_REQUIRED TASK_
Copy each line of the data below with the word "icon".

(Extracted records)
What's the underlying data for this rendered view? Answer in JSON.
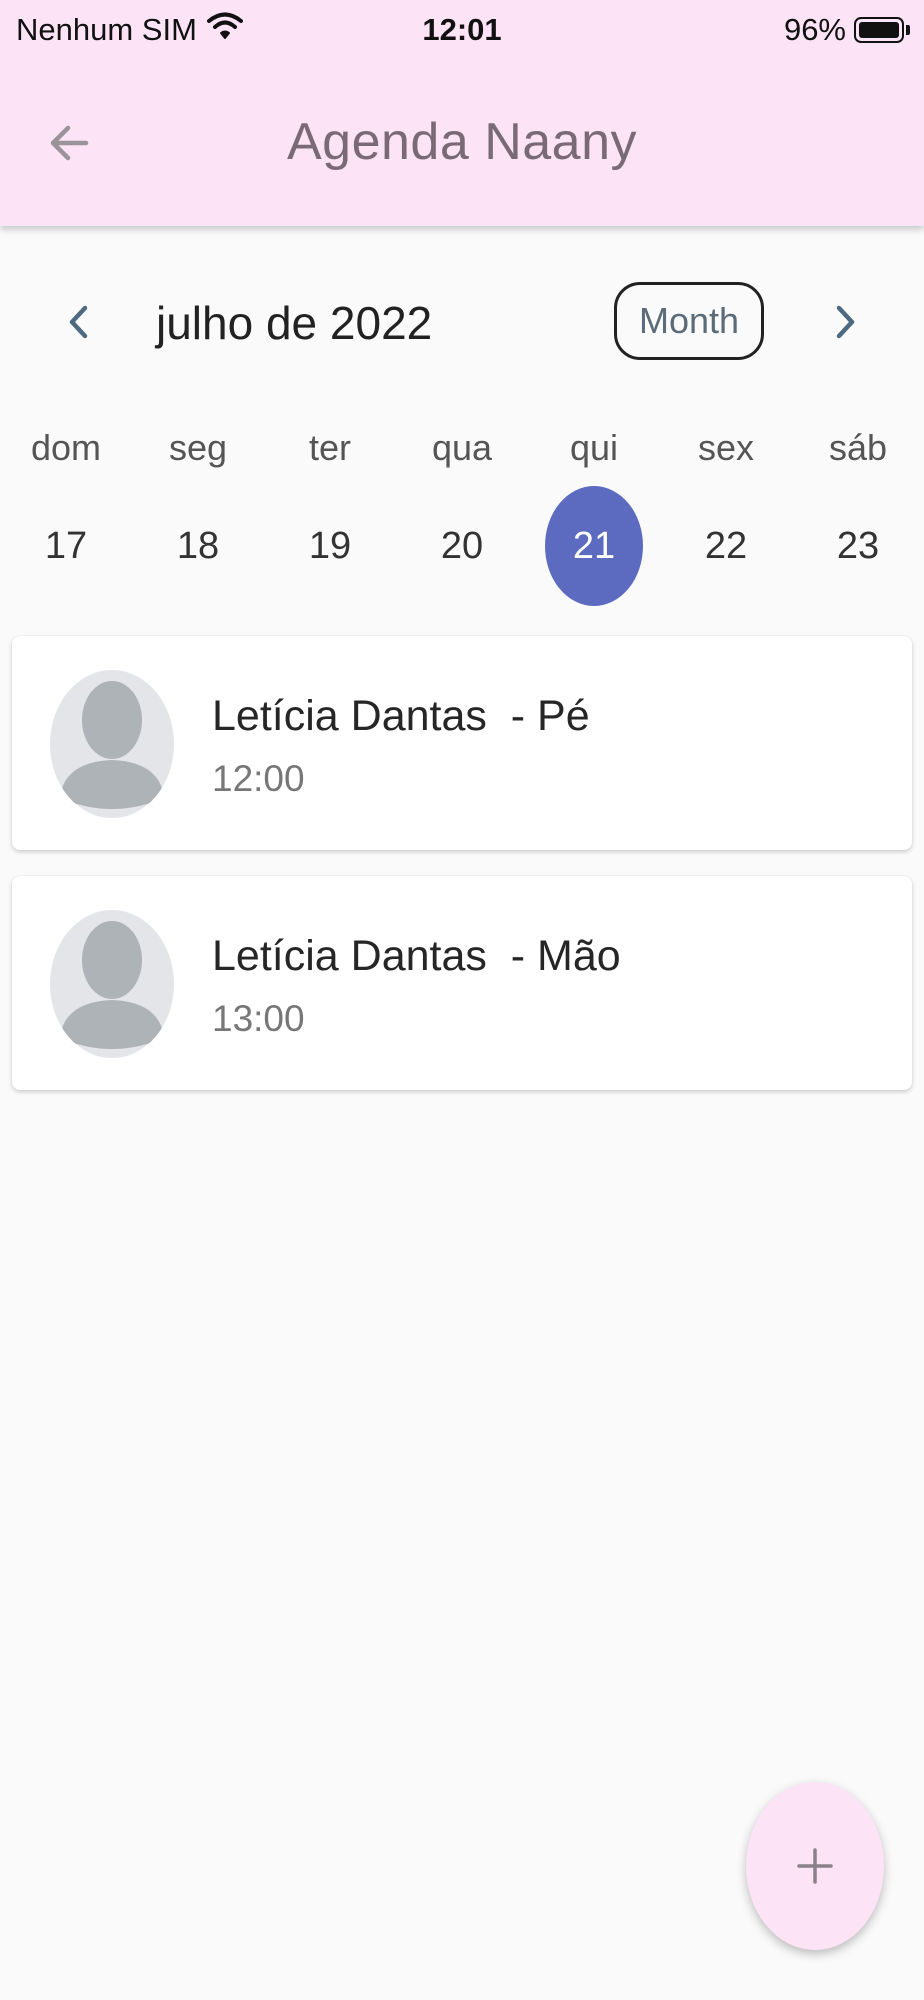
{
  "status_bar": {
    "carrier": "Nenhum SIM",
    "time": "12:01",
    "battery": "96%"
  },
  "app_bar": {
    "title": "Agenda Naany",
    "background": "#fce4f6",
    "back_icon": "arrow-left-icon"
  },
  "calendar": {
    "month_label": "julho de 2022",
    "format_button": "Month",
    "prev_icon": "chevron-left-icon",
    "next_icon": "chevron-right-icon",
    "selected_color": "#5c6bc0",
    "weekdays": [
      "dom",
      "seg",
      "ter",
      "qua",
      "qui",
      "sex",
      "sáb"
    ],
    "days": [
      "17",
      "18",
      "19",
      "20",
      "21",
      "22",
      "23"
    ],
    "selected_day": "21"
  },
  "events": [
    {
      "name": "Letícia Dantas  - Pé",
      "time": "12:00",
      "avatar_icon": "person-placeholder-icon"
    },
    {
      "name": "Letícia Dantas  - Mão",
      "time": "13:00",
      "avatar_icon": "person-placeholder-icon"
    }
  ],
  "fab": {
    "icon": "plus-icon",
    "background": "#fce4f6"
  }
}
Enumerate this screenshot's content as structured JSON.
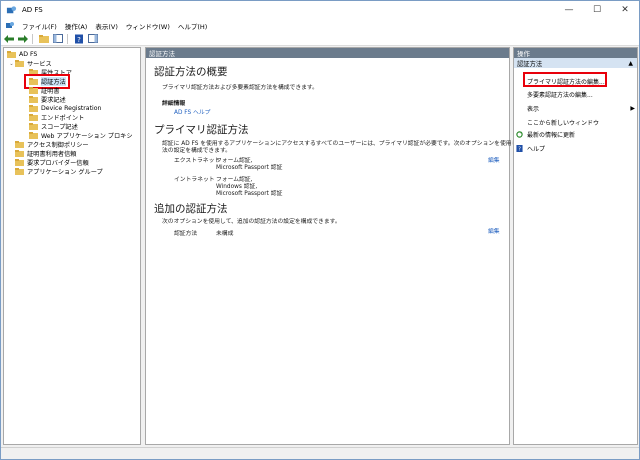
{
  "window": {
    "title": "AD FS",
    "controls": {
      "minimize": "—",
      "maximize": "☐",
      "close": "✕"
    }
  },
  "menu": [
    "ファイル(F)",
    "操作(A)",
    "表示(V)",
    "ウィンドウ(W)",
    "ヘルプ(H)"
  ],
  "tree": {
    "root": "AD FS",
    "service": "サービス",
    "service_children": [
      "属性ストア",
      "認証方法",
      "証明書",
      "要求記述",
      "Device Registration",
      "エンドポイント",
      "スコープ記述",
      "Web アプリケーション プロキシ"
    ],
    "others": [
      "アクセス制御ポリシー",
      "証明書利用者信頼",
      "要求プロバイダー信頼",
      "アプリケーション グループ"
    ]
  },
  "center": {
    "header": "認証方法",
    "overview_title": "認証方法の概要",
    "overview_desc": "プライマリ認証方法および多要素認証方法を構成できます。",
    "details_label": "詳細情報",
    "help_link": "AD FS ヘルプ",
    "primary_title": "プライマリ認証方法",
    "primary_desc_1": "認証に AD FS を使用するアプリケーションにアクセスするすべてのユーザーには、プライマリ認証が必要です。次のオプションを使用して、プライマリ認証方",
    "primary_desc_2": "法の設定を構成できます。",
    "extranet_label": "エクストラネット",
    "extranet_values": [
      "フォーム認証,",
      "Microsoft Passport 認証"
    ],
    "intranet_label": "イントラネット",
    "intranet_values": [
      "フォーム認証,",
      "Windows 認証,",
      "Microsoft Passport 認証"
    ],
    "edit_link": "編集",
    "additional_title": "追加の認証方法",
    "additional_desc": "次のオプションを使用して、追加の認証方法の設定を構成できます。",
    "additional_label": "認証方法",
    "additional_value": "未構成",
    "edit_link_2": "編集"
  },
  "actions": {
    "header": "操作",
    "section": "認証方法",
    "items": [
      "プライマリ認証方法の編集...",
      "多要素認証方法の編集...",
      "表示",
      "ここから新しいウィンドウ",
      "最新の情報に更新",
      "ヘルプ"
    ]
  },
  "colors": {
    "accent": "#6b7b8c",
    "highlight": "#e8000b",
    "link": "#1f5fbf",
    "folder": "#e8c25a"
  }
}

_ANSWER TO THE TASK_
    "back_icon": "arrow-left-icon"
    "prev_icon": "chevron-left-icon",
    "next_icon": "chevron-right-icon",
      "avatar_icon": "person-placeholder-icon"
      "avatar_icon": "person-placeholder-icon"
    "icon": "plus-icon",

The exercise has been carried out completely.